## Extract
Because of its immigrant nature (despite most of its population being second or third generation British citizens) Islam in Britain has a much stronger influence over its people than Christianity does. Which is why it is difficult for a Christian to understand how so many more Muslims do not just out and out denounce radicalism. But (Nehustan, please correnct me if I'm wrong) in that situation, if you are a British Muslim with a family, of moderate beliefs, it is bound to be much easier to be swayed by an authority figure who preaches a more extreme form of Islam, and thus increaseyour identity with and importance to your community group than it is to resist such an influence, with the possibility of being forced from that close knit community because you have resisted an authority figure, and embarrassed an influential man.

Bottom line is humans need and crave group identification (Enjoy the craic down the Naafi/Mess? Being part of X coy/Ybn/Z Reg?) And British Muslims, I would think, find it extremely hard to denounce the group from which the gain the most support, and have the most in common with. Imagine a brawl at a bar in Aldershot. When faced with the CO on monday morning do you a) keep a stony silence to protect your muckers, and to avoid losing their trust and support (and perhaps most crucially because thats what Sgt Bloggs has instucted) or b) rat out the culprits (and Sgt Bloggs) because that is what Authority would have you do?

## Requirement 1
Rewrite everything in the passage on group identity from "Bottom line is" down to "have you do?", putting "scuffle" in place of "brawl".
## Requirement 2
Carry the passage on group identity forward by writing what comes after its final sentence.

## Dataset extract
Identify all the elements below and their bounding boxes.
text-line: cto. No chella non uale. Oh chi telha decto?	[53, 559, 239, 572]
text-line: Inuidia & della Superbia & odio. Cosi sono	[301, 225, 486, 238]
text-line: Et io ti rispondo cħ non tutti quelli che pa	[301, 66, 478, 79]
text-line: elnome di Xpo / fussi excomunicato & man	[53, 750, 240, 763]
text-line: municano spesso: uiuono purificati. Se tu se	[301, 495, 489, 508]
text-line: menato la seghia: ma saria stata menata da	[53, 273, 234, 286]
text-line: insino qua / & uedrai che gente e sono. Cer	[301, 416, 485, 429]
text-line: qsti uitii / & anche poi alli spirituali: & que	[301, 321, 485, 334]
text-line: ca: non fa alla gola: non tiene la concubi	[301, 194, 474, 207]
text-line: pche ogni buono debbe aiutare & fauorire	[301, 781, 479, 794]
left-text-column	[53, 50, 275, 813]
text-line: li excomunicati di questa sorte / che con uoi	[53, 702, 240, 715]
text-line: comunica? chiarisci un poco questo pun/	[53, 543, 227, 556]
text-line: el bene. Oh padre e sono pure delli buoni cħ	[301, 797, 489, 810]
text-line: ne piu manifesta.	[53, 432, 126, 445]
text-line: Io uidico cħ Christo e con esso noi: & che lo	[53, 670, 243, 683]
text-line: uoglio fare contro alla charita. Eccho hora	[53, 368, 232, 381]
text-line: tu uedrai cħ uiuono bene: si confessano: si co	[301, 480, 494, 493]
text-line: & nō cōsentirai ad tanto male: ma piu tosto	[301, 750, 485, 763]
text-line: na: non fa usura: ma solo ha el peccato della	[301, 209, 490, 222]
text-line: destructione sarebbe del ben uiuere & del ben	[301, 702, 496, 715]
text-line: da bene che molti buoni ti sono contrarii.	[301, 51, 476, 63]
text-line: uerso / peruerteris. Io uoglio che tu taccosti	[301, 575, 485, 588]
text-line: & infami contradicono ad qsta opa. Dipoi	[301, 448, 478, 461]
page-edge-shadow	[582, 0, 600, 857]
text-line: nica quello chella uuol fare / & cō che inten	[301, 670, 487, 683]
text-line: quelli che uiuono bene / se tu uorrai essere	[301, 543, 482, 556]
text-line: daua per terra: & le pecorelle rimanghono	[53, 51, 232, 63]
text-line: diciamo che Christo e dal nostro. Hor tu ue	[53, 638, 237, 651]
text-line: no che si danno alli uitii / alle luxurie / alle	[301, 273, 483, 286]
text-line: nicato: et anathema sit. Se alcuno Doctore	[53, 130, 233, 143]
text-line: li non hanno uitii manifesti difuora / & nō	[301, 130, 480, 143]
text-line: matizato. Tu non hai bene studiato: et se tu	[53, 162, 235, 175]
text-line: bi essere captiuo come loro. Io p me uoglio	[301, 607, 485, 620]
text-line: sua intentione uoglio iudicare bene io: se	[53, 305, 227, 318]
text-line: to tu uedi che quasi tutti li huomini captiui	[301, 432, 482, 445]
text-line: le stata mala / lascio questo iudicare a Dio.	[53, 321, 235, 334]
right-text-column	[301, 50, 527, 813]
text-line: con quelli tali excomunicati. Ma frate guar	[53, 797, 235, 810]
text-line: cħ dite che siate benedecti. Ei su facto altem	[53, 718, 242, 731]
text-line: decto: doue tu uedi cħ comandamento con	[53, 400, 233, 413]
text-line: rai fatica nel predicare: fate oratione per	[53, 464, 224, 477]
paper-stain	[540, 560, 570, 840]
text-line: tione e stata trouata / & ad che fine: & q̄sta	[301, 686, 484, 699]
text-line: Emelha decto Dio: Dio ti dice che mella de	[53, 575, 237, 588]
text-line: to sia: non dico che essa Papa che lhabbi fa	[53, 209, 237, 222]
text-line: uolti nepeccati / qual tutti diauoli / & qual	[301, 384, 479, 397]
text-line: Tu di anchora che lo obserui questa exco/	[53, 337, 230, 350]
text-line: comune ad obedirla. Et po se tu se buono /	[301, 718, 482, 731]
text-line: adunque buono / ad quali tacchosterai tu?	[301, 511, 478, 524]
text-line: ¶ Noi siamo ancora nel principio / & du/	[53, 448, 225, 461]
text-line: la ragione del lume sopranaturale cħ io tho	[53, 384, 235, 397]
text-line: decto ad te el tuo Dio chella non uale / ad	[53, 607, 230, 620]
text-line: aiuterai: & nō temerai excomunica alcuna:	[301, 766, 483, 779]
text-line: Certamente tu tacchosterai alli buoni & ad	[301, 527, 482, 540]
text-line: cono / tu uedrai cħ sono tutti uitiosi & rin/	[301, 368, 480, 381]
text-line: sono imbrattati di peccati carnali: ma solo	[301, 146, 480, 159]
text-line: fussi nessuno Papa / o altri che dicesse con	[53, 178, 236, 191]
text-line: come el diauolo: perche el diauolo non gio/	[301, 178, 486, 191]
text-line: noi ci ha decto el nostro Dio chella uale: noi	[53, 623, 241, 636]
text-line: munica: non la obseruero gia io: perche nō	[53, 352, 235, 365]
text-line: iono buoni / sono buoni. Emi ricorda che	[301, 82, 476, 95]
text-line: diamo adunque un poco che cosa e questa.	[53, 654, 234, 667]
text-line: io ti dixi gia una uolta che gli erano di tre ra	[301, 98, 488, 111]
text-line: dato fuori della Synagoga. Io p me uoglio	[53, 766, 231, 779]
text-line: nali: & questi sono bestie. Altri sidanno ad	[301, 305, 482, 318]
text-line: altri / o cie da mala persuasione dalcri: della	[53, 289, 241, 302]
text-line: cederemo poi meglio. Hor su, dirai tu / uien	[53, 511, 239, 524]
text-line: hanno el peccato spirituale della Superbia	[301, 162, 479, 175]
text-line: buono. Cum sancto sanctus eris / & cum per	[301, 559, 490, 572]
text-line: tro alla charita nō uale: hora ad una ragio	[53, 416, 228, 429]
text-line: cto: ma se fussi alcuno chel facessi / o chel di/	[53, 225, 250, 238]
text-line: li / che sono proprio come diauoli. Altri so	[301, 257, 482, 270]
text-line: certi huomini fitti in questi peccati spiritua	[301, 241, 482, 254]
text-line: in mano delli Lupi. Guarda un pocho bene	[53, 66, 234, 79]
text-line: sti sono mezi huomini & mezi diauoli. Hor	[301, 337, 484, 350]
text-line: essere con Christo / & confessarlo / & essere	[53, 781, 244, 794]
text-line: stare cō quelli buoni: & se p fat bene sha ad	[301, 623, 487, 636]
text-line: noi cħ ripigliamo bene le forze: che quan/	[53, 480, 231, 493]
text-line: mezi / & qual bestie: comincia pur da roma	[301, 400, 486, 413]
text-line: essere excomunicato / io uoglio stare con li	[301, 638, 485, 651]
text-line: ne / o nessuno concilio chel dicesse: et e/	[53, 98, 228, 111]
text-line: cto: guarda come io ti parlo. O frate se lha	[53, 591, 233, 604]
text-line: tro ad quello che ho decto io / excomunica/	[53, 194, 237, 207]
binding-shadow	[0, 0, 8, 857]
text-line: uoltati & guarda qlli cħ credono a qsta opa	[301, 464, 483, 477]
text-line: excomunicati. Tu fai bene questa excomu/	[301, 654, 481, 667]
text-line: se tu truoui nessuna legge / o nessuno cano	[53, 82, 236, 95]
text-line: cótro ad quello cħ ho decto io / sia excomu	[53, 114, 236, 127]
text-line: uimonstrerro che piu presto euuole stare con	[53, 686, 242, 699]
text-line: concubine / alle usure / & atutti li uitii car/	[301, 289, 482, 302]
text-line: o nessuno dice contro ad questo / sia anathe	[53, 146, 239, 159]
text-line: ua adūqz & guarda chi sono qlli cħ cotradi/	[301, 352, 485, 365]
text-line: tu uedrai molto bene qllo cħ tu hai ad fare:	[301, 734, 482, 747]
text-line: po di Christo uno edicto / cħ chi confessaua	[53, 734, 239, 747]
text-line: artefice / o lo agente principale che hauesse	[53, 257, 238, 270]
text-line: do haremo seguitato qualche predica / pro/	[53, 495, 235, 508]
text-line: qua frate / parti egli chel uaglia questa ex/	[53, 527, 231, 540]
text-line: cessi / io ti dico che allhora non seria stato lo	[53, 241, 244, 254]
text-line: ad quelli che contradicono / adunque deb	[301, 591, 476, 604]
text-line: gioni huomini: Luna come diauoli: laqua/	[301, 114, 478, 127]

## Expected answer 1
Bottom line is humans need and crave group identification (Enjoy the craic down the Naafi/Mess? Being part of X coy/Ybn/Z Reg?) And British Muslims, I would think, find it extremely hard to denounce the group from which the gain the most support, and have the most in common with. Imagine a scuffle at a bar in Aldershot. When faced with the CO on monday morning do you a) keep a stony silence to protect your muckers, and to avoid losing their trust and support (and perhaps most crucially because thats what Sgt Bloggs has instucted) or b) rat out the culprits (and Sgt Bloggs) because that is what Authority would have you do?

## Expected answer 2
You have the most in common with X section - you respect Sgt Bloggs, and your section is your family. Forgive the analogy, but that's why (I reckon) most Muslims find it hard just to turn around and discredit the loudest voices we hear from their communities.
I reckon that's pretty much said how I understand it.

Added to this Islam is different in some ways to what we now know as Christianity. It is often quoted that Islam in 'The religion of Peace', that would actually be a mistranslation. As Salaam is a name of God meaning 'The source of peace' and Islam is submission (or one's best attempt) to that source. Thus I suppose at best it might be translated as 'Submission to the Source of Peace'. This does not actually mean that Islam is bound to walk around in self denying humility, in fact they are engouraged to stick up for themself and others.

Although this is meant to have specific criteria and methodology, there is plenty to be misrepresented in Islamic texts (as with anything), and plenty of bad feelings, feelings of shame, or actual control of Muslims leaders/attacks on Muslim to exploit and for these messages to find root and grow.